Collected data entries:
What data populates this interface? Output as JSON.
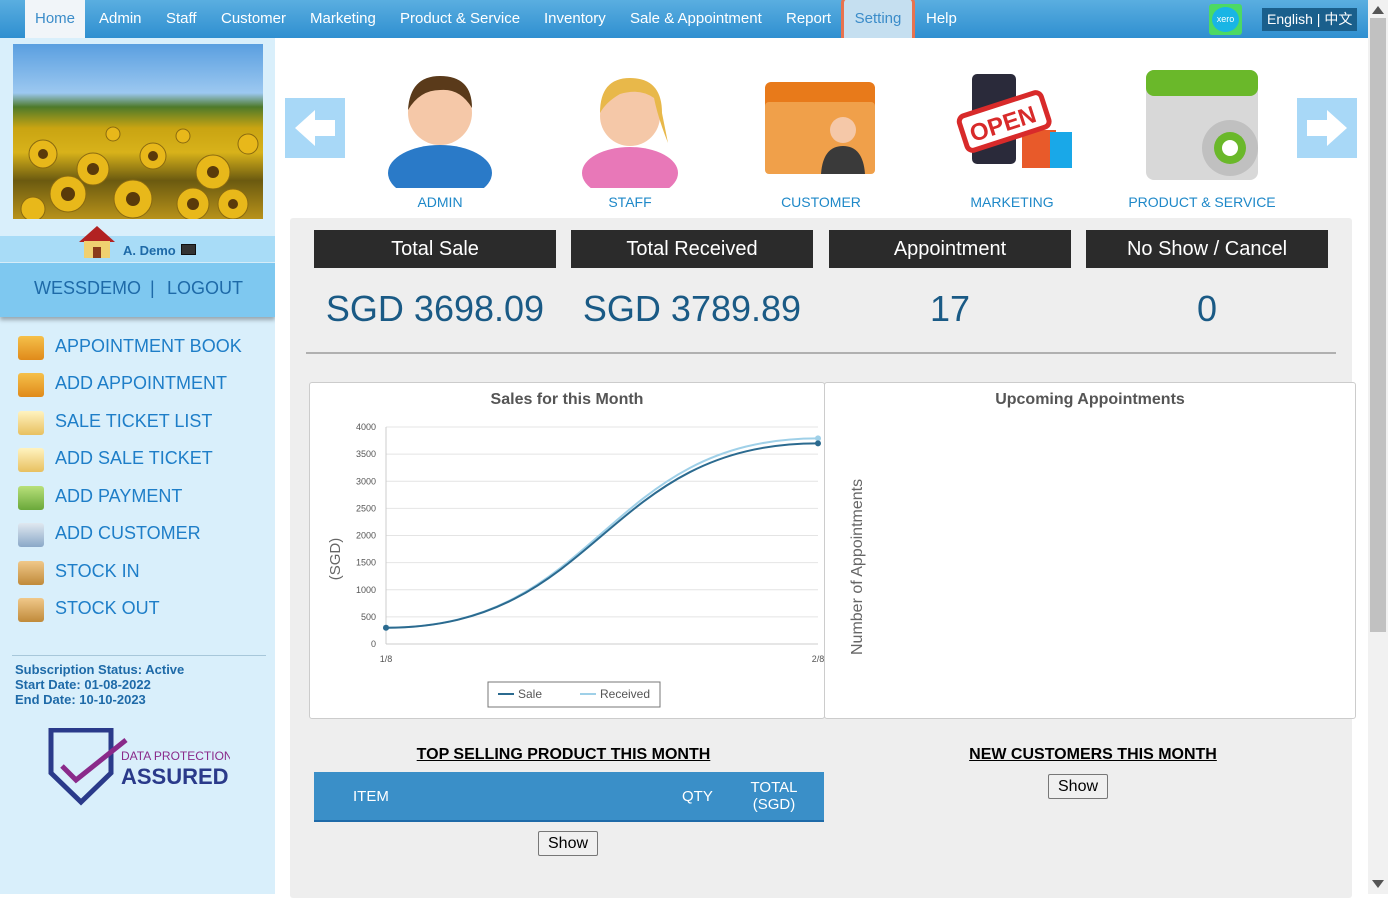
{
  "nav": {
    "items": [
      {
        "label": "Home"
      },
      {
        "label": "Admin"
      },
      {
        "label": "Staff"
      },
      {
        "label": "Customer"
      },
      {
        "label": "Marketing"
      },
      {
        "label": "Product & Service"
      },
      {
        "label": "Inventory"
      },
      {
        "label": "Sale & Appointment"
      },
      {
        "label": "Report"
      },
      {
        "label": "Setting"
      },
      {
        "label": "Help"
      }
    ],
    "active": "Home",
    "xero_label": "xero",
    "language": "English | 中文"
  },
  "sidebar": {
    "user_name": "A. Demo",
    "account_link": "WESSDEMO",
    "separator": "|",
    "logout_link": "LOGOUT",
    "menu": [
      {
        "label": "APPOINTMENT BOOK",
        "icon": "calendar-icon"
      },
      {
        "label": "ADD APPOINTMENT",
        "icon": "calendar-add-icon"
      },
      {
        "label": "SALE TICKET LIST",
        "icon": "receipt-icon"
      },
      {
        "label": "ADD SALE TICKET",
        "icon": "receipt-add-icon"
      },
      {
        "label": "ADD PAYMENT",
        "icon": "money-icon"
      },
      {
        "label": "ADD CUSTOMER",
        "icon": "customer-card-icon"
      },
      {
        "label": "STOCK IN",
        "icon": "box-in-icon"
      },
      {
        "label": "STOCK OUT",
        "icon": "box-out-icon"
      }
    ],
    "subscription": {
      "status": "Subscription Status: Active",
      "start": "Start Date: 01-08-2022",
      "end": "End Date: 10-10-2023"
    },
    "badge": {
      "line1": "DATA PROTECTION",
      "line2": "ASSURED"
    }
  },
  "modules": [
    {
      "label": "ADMIN",
      "icon": "admin-avatar-icon"
    },
    {
      "label": "STAFF",
      "icon": "staff-avatar-icon"
    },
    {
      "label": "CUSTOMER",
      "icon": "customer-folder-icon"
    },
    {
      "label": "MARKETING",
      "icon": "marketing-open-icon"
    },
    {
      "label": "PRODUCT & SERVICE",
      "icon": "product-gear-icon"
    }
  ],
  "stats": [
    {
      "label": "Total Sale",
      "value": "SGD 3698.09"
    },
    {
      "label": "Total Received",
      "value": "SGD 3789.89"
    },
    {
      "label": "Appointment",
      "value": "17"
    },
    {
      "label": "No Show / Cancel",
      "value": "0"
    }
  ],
  "chart_data": {
    "type": "line",
    "title": "Sales for this Month",
    "ylabel": "(SGD)",
    "xlabel": "",
    "categories": [
      "1/8",
      "2/8"
    ],
    "ylim": [
      0,
      4000
    ],
    "yticks": [
      0,
      500,
      1000,
      1500,
      2000,
      2500,
      3000,
      3500,
      4000
    ],
    "series": [
      {
        "name": "Sale",
        "values": [
          300,
          3698.09
        ],
        "color": "#2b6a8f"
      },
      {
        "name": "Received",
        "values": [
          300,
          3789.89
        ],
        "color": "#9fd0e8"
      }
    ],
    "legend": "bottom-center",
    "grid": true
  },
  "appointments_chart": {
    "title": "Upcoming Appointments",
    "ylabel": "Number of Appointments"
  },
  "top_selling": {
    "title": "TOP SELLING PRODUCT THIS MONTH",
    "columns": [
      "ITEM",
      "QTY",
      "TOTAL (SGD)"
    ],
    "show_label": "Show"
  },
  "new_customers": {
    "title": "NEW CUSTOMERS THIS MONTH",
    "show_label": "Show"
  }
}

SHORT EXERCISE:
Scan the data above; copy every line where "Received" appears.

TASK ANSWER:
      "label": "Total Received",
        "name": "Received",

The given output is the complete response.